_Goal of the exercise:_
In the entries below, find the lines with the word "Defiant" and copy them.

_Dataset excerpts:_
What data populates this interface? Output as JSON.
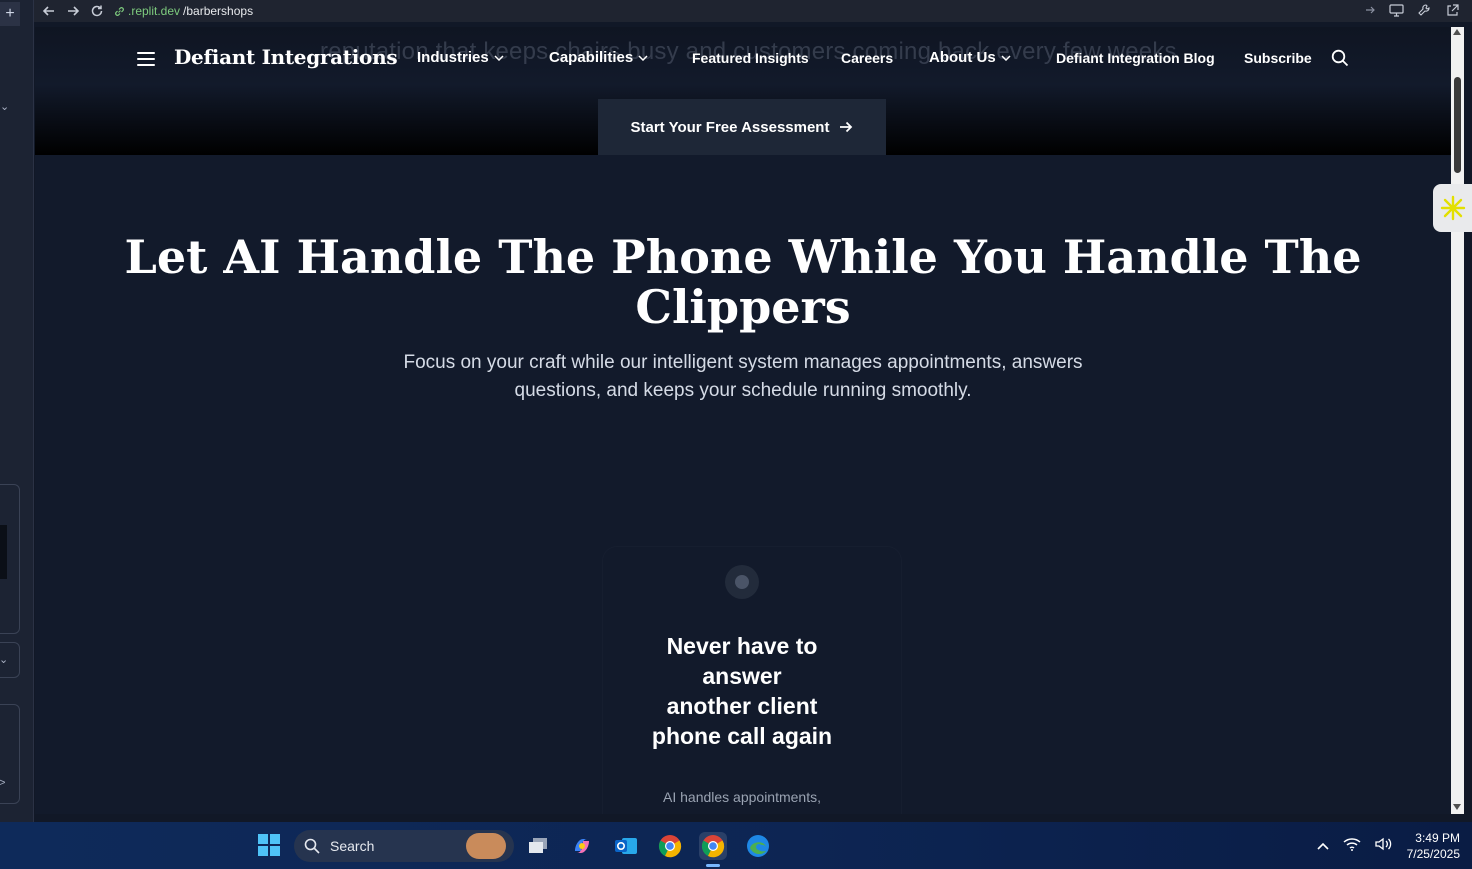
{
  "browser": {
    "url_domain": ".replit.dev",
    "url_path": "/barbershops"
  },
  "header": {
    "ghost_text": "reputation that keeps chairs busy and customers coming back every few weeks",
    "brand": "Defiant Integrations",
    "nav": [
      {
        "label": "Industries",
        "dropdown": true
      },
      {
        "label": "Capabilities",
        "dropdown": true
      },
      {
        "label": "Featured Insights",
        "dropdown": false
      },
      {
        "label": "Careers",
        "dropdown": false
      },
      {
        "label": "About Us",
        "dropdown": true
      },
      {
        "label": "Defiant Integration Blog",
        "dropdown": false
      },
      {
        "label": "Subscribe",
        "dropdown": false
      }
    ],
    "cta_label": "Start Your Free Assessment"
  },
  "hero": {
    "title_line1": "Let AI Handle The Phone While You Handle The",
    "title_line2": "Clippers",
    "subtitle_line1": "Focus on your craft while our intelligent system manages appointments, answers",
    "subtitle_line2": "questions, and keeps your schedule running smoothly."
  },
  "card": {
    "title_lines": [
      "Never have to",
      "answer",
      "another client",
      "phone call again"
    ],
    "description": "AI handles appointments,"
  },
  "taskbar": {
    "search_placeholder": "Search",
    "time": "3:49 PM",
    "date": "7/25/2025"
  },
  "colors": {
    "page_bg": "#121a2b",
    "cta_bg": "#1e2737",
    "taskbar_bg": "#0d2553"
  }
}
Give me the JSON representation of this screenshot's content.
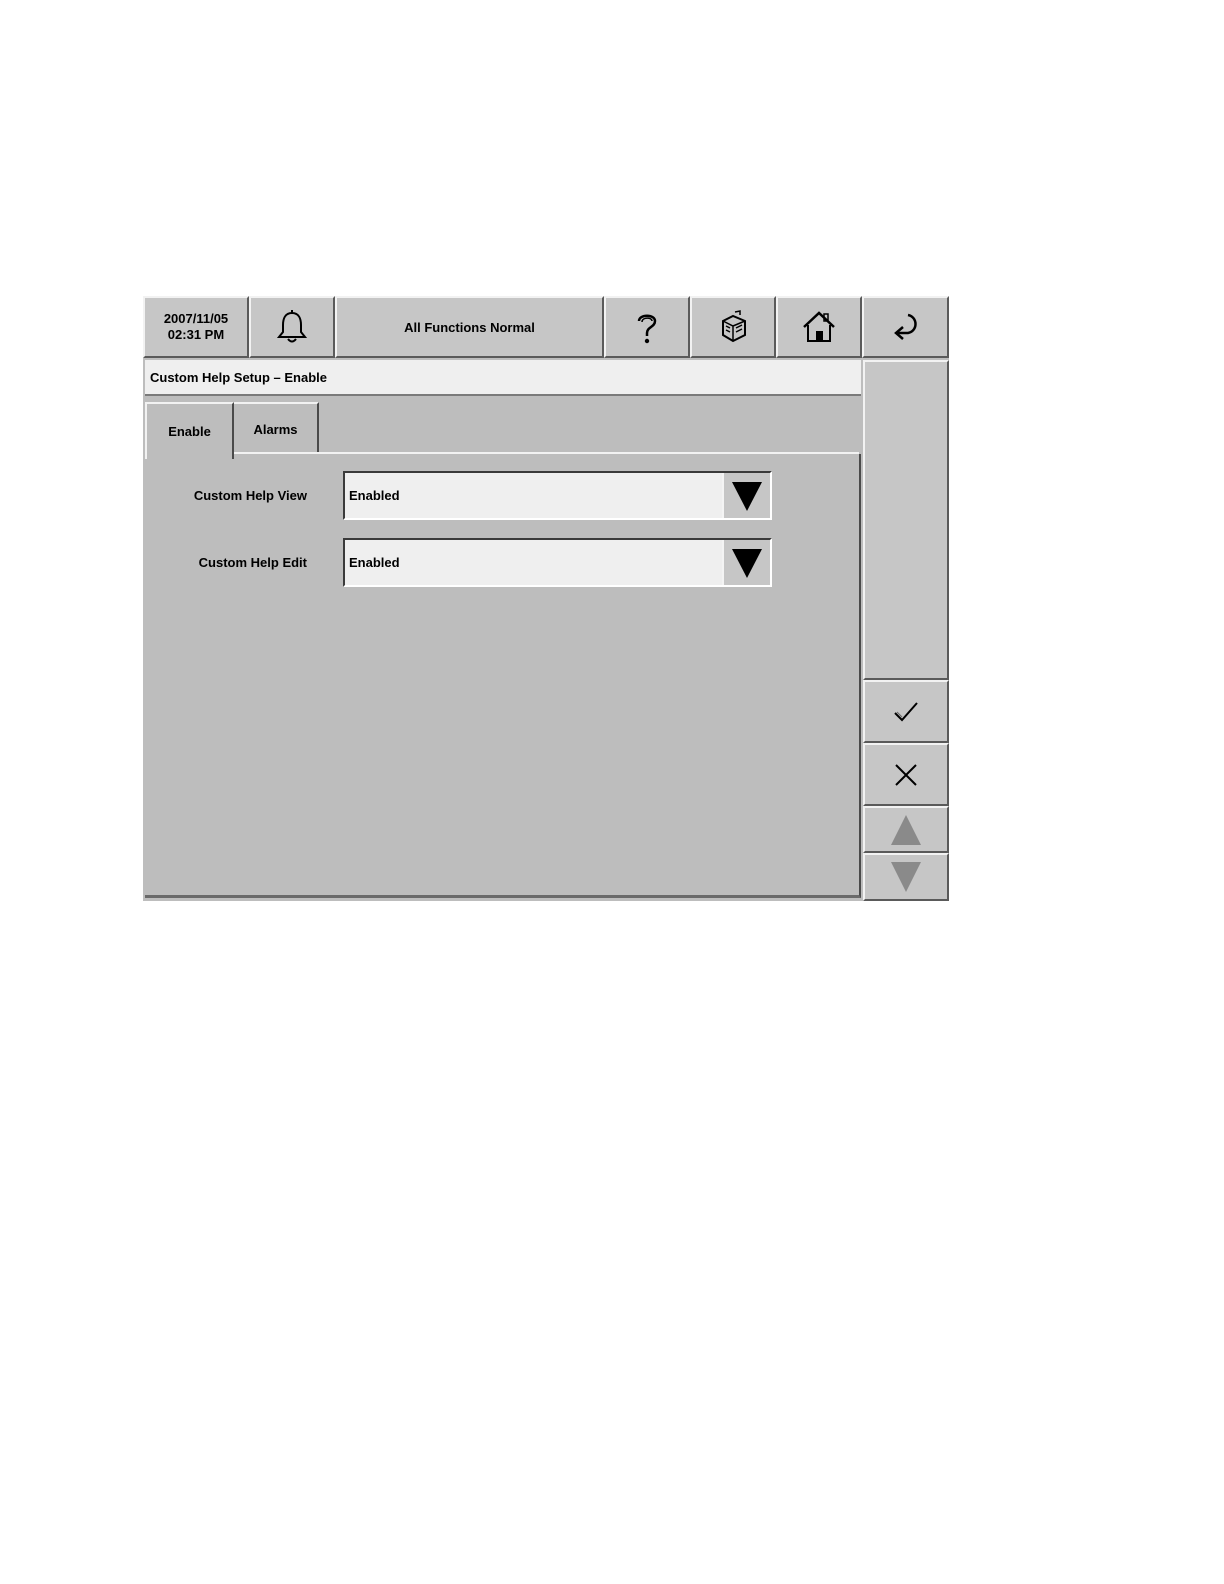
{
  "topbar": {
    "date": "2007/11/05",
    "time": "02:31 PM",
    "alarm_icon": "bell-icon",
    "status": "All Functions Normal",
    "help_icon": "question-mark-icon",
    "service_icon": "service-icon",
    "home_icon": "home-icon",
    "back_icon": "back-arrow-icon"
  },
  "header": {
    "title": "Custom Help Setup – Enable"
  },
  "tabs": [
    {
      "label": "Enable",
      "active": true
    },
    {
      "label": "Alarms",
      "active": false
    }
  ],
  "fields": [
    {
      "label": "Custom Help View",
      "value": "Enabled"
    },
    {
      "label": "Custom Help Edit",
      "value": "Enabled"
    }
  ],
  "sidebar": {
    "ok_icon": "checkmark-icon",
    "cancel_icon": "x-icon",
    "up_icon": "up-arrow-icon",
    "down_icon": "down-arrow-icon"
  }
}
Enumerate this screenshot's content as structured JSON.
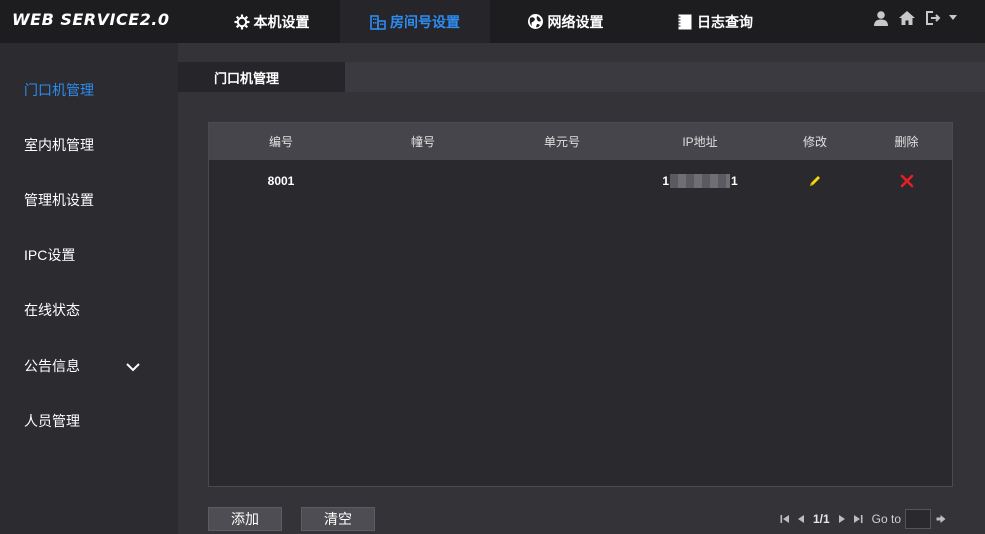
{
  "app": {
    "title": "WEB SERVICE2.0"
  },
  "topnav": [
    {
      "label": "本机设置",
      "icon": "gear-icon",
      "active": false
    },
    {
      "label": "房间号设置",
      "icon": "building-icon",
      "active": true
    },
    {
      "label": "网络设置",
      "icon": "globe-icon",
      "active": false
    },
    {
      "label": "日志查询",
      "icon": "log-icon",
      "active": false
    }
  ],
  "topright": {
    "icons": [
      "user-icon",
      "home-icon",
      "logout-icon",
      "caret-down-icon"
    ]
  },
  "sidebar": {
    "items": [
      {
        "label": "门口机管理",
        "active": true
      },
      {
        "label": "室内机管理",
        "active": false
      },
      {
        "label": "管理机设置",
        "active": false
      },
      {
        "label": "IPC设置",
        "active": false
      },
      {
        "label": "在线状态",
        "active": false
      },
      {
        "label": "公告信息",
        "active": false,
        "expandable": true
      },
      {
        "label": "人员管理",
        "active": false
      }
    ]
  },
  "main": {
    "tab": "门口机管理",
    "table": {
      "columns": [
        "编号",
        "幢号",
        "单元号",
        "IP地址",
        "修改",
        "删除"
      ],
      "rows": [
        {
          "id": "8001",
          "building": "",
          "unit": "",
          "ip_prefix": "1",
          "ip_suffix": "1"
        }
      ]
    },
    "buttons": {
      "add": "添加",
      "clear": "清空"
    },
    "pager": {
      "page": "1/1",
      "goto_label": "Go to",
      "goto_value": ""
    }
  },
  "colors": {
    "accent": "#2d8cf0",
    "edit": "#f5d90a",
    "delete": "#e81e25"
  }
}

_In response:_
    "brand": "Defiant Integrations",
        "label": "Defiant Integration Blog",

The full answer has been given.